### EXERCISE TASK
The lines to extract start at the one containing "Extract the chart's" and end with the last line; give them exactly and nothing more.

### RECORDS SUPPLIED
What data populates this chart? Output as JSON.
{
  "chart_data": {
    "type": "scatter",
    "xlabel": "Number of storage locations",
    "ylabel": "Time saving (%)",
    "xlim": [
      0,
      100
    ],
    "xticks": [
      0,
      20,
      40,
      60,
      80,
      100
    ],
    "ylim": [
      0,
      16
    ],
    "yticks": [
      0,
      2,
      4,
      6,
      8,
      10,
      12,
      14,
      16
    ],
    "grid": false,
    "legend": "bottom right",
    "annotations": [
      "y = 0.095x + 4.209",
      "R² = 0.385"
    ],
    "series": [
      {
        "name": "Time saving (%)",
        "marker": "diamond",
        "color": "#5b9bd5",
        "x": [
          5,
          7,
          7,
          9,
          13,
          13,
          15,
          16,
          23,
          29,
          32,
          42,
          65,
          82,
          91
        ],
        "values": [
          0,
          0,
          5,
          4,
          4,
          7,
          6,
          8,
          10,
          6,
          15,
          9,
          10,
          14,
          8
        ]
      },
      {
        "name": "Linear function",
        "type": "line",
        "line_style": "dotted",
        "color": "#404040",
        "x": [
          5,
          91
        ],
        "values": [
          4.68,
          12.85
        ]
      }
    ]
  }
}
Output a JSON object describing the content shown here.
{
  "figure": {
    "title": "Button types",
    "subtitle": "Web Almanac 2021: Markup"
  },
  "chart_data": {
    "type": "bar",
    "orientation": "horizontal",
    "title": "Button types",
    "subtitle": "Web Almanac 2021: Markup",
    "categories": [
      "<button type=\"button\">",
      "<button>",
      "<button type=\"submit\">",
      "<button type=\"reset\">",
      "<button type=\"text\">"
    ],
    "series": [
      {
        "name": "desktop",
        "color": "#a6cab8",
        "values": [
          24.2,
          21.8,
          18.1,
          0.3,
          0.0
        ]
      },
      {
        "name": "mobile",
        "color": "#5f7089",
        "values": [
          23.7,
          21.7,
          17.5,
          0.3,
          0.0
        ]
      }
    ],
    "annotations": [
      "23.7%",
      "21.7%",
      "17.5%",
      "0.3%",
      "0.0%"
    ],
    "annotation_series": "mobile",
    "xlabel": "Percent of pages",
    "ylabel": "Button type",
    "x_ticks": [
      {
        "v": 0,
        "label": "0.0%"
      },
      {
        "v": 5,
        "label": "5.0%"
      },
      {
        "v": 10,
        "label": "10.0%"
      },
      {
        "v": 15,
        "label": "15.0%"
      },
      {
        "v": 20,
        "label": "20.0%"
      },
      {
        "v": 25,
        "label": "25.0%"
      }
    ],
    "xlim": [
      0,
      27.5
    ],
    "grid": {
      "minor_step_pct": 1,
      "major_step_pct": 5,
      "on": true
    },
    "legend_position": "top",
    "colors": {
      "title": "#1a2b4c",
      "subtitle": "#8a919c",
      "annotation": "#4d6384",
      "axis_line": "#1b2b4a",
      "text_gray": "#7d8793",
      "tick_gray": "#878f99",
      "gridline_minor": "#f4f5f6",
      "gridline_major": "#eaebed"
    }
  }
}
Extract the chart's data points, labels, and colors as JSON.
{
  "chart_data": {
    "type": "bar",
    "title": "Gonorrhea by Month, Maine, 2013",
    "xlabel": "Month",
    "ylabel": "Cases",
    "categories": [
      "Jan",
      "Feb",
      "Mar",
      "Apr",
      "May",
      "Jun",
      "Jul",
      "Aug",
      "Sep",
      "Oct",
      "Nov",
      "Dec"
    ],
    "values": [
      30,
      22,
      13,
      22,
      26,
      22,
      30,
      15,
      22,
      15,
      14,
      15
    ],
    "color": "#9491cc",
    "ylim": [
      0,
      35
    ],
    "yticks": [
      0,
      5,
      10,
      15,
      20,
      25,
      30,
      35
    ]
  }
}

### EXPECTED OUTPUT
Extract the chart's data points, labels, and colors as JSON.
{
  "chart_data": {
    "type": "bar",
    "title": "Gonorrhea by Month, Maine, 2013",
    "xlabel": "Month",
    "ylabel": "Cases",
    "categories": [
      "Jan",
      "Feb",
      "Mar",
      "Apr",
      "May",
      "Jun",
      "Jul",
      "Aug",
      "Sep",
      "Oct",
      "Nov",
      "Dec"
    ],
    "values": [
      30,
      22,
      13,
      22,
      26,
      22,
      30,
      15,
      22,
      15,
      14,
      15
    ],
    "color": "#9491cc",
    "ylim": [
      0,
      35
    ],
    "yticks": [
      0,
      5,
      10,
      15,
      20,
      25,
      30,
      35
    ]
  }
}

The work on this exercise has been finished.